::: Rows :::

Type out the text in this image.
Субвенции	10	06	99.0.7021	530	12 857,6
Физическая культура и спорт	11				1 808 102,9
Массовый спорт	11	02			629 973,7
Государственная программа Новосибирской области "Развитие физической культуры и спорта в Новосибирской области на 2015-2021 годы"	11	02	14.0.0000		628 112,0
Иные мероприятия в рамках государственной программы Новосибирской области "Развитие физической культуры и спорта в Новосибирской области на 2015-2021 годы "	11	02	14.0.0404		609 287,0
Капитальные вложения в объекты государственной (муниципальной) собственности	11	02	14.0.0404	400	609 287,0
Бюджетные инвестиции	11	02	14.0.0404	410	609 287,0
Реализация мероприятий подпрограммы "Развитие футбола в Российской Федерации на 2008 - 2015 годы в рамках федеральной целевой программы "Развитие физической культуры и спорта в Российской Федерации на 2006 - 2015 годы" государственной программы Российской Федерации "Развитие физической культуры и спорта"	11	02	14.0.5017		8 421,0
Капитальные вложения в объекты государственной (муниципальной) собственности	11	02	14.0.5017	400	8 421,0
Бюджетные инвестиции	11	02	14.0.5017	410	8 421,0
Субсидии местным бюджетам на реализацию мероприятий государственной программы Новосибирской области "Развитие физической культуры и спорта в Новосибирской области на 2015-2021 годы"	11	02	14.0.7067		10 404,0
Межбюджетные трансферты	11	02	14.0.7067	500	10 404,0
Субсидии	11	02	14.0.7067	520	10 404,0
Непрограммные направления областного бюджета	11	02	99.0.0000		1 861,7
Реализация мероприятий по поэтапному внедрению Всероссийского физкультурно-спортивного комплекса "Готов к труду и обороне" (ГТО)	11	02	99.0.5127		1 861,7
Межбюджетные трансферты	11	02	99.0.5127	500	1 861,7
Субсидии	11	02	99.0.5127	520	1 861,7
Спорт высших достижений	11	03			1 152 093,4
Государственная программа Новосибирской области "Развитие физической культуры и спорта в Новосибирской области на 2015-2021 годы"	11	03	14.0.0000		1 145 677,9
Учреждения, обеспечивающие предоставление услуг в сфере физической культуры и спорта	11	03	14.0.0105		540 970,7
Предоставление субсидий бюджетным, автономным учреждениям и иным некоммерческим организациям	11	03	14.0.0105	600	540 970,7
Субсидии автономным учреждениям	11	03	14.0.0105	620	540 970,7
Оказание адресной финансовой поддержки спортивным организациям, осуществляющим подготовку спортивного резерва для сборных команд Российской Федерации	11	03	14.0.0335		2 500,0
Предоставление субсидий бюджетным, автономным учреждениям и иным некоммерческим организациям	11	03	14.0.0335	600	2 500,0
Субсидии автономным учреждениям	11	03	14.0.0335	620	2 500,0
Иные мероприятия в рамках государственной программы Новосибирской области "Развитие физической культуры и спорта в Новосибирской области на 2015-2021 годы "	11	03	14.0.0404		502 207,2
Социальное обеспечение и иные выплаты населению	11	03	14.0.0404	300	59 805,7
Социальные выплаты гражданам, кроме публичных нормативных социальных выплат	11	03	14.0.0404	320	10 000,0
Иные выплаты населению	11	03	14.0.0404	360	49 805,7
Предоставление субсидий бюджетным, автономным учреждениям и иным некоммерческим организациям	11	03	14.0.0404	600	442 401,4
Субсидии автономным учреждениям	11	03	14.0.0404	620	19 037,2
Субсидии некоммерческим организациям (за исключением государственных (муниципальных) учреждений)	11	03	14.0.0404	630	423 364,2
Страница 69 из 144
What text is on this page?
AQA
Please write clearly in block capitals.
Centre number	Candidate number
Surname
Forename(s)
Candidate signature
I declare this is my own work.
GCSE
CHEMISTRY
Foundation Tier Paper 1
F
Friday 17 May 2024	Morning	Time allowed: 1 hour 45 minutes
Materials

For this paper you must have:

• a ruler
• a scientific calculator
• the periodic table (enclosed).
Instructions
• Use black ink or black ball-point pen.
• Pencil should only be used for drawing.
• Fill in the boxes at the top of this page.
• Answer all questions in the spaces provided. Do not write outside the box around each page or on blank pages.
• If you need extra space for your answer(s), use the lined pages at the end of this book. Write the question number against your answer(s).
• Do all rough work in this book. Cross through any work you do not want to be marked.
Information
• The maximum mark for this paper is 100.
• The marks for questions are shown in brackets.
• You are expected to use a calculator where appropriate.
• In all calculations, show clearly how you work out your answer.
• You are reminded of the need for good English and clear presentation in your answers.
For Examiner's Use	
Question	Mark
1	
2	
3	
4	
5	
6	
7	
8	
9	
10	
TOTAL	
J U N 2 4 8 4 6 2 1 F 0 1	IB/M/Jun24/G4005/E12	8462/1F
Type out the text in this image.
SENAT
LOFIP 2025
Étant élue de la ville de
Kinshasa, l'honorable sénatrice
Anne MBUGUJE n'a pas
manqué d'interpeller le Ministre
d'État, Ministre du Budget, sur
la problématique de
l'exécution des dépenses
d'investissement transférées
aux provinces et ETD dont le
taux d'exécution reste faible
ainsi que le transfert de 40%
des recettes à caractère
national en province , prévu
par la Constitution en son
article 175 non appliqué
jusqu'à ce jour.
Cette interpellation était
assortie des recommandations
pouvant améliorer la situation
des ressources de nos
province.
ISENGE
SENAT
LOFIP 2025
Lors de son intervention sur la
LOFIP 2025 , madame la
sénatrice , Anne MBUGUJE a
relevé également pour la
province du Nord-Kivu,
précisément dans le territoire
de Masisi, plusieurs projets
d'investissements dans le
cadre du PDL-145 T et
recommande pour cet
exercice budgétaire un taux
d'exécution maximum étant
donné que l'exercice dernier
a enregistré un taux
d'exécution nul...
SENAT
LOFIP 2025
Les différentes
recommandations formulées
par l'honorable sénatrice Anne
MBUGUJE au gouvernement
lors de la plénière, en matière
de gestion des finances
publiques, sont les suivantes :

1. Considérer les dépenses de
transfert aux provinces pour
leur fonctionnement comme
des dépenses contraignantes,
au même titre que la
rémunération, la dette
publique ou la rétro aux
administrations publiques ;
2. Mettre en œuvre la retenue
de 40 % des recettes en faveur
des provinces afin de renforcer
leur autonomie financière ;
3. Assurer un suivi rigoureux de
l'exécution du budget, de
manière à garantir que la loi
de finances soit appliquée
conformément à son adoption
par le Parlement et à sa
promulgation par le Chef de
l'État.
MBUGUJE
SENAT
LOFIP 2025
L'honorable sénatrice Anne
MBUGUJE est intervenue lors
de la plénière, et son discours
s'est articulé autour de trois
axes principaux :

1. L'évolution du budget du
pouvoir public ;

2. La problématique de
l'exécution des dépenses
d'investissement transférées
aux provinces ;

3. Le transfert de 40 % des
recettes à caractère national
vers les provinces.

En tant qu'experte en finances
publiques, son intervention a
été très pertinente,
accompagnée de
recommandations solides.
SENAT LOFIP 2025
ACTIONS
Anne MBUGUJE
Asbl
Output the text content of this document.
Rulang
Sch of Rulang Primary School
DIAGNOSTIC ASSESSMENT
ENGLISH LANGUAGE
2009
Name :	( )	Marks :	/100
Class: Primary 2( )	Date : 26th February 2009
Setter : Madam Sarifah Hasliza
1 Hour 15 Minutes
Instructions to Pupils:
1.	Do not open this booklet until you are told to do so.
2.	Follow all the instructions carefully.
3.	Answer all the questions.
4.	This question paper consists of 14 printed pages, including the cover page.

:::

• _Exercise requirements_: Among the lines of the data above, determine how many contain the word "honorable". Report the number alone.

• _Solution to this task_: 3